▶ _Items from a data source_
-------
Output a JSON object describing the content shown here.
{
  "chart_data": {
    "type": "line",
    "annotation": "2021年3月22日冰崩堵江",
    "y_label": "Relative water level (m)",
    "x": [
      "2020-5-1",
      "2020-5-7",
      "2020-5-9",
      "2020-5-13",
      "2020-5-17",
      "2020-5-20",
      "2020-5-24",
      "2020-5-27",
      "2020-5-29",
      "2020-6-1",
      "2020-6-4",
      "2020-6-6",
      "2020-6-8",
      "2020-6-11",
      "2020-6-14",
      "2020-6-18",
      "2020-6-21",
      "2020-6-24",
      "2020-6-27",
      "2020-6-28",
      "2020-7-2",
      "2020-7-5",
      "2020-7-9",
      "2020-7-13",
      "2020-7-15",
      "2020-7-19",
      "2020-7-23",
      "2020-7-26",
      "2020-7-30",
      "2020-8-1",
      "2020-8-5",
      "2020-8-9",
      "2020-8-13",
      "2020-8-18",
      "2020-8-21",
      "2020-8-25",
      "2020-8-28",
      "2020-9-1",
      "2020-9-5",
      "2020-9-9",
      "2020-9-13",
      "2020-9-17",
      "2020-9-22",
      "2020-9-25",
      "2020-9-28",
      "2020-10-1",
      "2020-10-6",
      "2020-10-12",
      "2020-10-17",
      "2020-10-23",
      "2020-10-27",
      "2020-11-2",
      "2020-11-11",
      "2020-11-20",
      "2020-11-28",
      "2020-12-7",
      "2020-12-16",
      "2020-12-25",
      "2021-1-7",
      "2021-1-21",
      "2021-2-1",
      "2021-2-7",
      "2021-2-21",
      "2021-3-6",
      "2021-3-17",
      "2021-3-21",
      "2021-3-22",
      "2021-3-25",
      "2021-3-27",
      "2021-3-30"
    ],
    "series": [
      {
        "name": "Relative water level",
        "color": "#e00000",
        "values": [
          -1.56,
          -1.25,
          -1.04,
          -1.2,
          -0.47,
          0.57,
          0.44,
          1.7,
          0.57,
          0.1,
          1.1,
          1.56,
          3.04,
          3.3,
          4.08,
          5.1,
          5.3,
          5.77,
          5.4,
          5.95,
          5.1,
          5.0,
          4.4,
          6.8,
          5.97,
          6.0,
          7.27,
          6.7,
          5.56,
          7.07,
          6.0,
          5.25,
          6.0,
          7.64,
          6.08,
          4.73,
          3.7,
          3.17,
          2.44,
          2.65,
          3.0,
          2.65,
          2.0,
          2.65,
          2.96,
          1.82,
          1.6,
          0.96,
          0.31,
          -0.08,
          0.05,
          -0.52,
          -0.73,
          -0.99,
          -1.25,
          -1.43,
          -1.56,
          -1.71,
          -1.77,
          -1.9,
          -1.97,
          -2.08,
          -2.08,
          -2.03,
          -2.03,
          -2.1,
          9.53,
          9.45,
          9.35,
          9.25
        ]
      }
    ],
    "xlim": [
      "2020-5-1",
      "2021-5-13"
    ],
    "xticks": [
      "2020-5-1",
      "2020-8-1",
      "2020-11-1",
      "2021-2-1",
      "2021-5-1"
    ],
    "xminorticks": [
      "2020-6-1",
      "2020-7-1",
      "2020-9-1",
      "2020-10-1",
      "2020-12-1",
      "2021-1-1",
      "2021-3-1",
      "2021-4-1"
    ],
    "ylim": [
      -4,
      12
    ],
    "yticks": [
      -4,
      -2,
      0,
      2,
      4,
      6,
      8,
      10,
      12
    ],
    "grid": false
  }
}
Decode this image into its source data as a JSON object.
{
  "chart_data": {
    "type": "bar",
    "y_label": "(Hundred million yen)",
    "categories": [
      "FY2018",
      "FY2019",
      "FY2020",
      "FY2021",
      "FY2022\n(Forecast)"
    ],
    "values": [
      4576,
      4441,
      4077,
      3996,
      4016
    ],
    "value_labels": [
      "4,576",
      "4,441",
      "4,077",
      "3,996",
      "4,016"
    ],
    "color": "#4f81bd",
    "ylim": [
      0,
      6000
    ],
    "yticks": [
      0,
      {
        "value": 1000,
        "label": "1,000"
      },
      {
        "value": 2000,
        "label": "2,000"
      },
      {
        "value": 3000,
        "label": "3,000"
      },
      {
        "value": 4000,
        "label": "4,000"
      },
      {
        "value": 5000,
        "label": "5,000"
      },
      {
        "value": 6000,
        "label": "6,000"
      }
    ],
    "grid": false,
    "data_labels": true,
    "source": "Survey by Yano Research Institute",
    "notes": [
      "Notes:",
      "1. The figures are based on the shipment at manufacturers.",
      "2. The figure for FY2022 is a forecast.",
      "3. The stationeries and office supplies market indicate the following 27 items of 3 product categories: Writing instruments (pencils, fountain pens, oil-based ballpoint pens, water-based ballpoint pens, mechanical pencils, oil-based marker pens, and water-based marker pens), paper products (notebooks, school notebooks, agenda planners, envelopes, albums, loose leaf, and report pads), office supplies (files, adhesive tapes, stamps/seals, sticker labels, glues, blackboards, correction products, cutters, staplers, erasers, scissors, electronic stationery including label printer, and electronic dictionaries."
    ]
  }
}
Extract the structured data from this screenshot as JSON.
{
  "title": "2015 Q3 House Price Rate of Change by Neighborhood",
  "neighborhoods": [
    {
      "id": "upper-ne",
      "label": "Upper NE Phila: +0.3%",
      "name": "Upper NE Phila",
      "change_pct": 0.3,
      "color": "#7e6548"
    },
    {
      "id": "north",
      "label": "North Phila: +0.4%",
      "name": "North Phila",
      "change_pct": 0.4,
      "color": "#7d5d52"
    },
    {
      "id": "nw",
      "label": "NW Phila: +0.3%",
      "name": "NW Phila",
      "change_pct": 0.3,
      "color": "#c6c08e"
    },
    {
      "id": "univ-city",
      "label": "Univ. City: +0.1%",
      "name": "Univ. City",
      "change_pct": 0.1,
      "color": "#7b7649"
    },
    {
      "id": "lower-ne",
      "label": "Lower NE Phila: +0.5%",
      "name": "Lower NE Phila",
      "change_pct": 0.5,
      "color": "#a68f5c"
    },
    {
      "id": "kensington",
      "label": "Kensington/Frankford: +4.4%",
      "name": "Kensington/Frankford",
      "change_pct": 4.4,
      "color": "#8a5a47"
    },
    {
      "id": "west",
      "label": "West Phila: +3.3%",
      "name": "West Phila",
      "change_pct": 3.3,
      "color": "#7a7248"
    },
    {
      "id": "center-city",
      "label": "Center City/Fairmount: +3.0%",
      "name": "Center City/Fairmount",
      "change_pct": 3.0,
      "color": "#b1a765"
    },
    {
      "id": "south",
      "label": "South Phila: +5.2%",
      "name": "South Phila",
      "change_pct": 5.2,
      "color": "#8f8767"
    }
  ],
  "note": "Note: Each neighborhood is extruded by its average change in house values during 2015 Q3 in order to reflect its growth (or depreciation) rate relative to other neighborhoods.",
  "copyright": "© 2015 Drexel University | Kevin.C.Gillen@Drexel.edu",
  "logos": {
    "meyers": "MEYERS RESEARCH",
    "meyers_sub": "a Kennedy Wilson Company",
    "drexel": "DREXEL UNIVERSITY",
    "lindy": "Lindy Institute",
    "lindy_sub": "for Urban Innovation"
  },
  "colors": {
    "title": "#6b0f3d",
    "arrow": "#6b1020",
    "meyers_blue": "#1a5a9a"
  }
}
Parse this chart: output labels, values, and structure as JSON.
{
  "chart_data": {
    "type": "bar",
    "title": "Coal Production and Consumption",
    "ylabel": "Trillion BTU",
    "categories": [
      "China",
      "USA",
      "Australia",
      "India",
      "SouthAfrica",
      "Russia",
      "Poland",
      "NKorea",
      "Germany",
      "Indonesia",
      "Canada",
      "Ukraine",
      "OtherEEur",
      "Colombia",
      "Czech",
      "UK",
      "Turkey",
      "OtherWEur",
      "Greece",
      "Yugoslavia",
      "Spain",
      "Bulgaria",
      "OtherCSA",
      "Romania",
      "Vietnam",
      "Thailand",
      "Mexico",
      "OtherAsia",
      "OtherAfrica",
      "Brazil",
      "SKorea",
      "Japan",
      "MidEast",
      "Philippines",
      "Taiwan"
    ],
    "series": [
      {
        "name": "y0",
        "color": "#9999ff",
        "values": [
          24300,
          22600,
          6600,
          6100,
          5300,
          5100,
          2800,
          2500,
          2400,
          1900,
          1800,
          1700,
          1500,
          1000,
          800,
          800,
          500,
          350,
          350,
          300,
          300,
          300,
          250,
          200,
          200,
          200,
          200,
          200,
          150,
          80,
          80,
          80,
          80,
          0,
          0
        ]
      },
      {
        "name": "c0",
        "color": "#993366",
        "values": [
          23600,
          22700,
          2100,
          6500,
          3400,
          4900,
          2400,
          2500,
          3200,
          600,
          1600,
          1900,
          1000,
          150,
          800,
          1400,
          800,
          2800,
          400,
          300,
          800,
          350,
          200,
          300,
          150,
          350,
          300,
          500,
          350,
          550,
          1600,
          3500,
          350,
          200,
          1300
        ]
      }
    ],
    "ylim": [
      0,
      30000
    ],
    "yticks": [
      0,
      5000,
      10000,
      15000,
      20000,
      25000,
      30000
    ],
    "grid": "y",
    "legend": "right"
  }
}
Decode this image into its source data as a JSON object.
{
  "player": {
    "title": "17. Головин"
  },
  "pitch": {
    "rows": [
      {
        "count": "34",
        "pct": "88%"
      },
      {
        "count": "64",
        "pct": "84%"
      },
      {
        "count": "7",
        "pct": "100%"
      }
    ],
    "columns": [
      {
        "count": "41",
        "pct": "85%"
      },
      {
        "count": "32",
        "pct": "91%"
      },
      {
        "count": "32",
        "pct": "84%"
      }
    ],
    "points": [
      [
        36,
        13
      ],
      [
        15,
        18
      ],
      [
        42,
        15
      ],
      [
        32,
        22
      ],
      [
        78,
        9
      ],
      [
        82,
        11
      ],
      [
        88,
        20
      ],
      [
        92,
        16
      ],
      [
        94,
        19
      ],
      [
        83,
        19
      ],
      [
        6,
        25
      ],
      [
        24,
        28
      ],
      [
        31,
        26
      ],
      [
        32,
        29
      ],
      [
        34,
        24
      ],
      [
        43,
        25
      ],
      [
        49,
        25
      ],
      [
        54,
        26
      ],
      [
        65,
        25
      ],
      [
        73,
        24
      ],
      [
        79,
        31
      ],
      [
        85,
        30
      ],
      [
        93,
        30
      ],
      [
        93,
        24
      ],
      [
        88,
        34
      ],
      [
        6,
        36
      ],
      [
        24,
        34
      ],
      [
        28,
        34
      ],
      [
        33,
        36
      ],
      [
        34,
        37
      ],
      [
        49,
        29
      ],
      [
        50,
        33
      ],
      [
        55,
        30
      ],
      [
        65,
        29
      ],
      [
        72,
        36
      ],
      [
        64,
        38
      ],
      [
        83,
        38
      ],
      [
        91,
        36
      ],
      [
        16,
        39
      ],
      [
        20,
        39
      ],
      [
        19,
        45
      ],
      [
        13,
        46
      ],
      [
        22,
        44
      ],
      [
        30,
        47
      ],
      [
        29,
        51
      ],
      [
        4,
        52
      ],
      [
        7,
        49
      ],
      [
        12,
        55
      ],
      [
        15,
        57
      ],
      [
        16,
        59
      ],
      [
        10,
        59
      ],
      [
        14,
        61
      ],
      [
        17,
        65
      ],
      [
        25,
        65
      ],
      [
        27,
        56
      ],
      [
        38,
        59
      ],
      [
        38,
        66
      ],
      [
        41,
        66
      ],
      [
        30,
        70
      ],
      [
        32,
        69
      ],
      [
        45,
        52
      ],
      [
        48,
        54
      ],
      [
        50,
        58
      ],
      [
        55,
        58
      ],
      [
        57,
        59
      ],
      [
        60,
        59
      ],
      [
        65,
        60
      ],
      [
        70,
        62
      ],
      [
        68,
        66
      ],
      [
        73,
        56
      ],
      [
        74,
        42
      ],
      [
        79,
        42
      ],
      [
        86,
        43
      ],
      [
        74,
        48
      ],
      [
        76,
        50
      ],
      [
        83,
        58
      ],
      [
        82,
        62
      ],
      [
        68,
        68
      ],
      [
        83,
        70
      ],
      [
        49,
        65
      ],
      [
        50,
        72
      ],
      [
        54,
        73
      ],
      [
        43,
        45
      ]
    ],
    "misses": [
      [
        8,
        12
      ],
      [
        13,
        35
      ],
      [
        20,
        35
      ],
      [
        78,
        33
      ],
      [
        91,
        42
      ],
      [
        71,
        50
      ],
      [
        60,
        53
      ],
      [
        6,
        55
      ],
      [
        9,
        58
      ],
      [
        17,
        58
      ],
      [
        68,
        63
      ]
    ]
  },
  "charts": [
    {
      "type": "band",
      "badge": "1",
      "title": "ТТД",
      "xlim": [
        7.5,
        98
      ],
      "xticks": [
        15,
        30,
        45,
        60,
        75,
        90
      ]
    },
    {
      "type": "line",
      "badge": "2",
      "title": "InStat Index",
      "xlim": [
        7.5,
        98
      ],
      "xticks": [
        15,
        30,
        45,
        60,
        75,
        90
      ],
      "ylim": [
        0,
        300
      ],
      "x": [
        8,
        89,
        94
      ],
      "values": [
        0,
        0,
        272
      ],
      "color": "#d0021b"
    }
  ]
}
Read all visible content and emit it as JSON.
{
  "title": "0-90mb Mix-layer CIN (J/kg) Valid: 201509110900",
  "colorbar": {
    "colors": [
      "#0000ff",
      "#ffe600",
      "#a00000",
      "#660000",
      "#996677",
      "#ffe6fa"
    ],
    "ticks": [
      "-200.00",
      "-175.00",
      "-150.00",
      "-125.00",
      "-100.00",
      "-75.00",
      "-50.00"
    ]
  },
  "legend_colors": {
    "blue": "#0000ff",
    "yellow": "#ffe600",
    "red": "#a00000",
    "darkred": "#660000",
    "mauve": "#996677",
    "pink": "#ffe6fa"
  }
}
-------
▶ _Problem statement_
Gather from the records above every line containing the string "content".

▶ _The completed task_
Output a JSON object describing the content shown here.
Read all visible content and emit it as JSON.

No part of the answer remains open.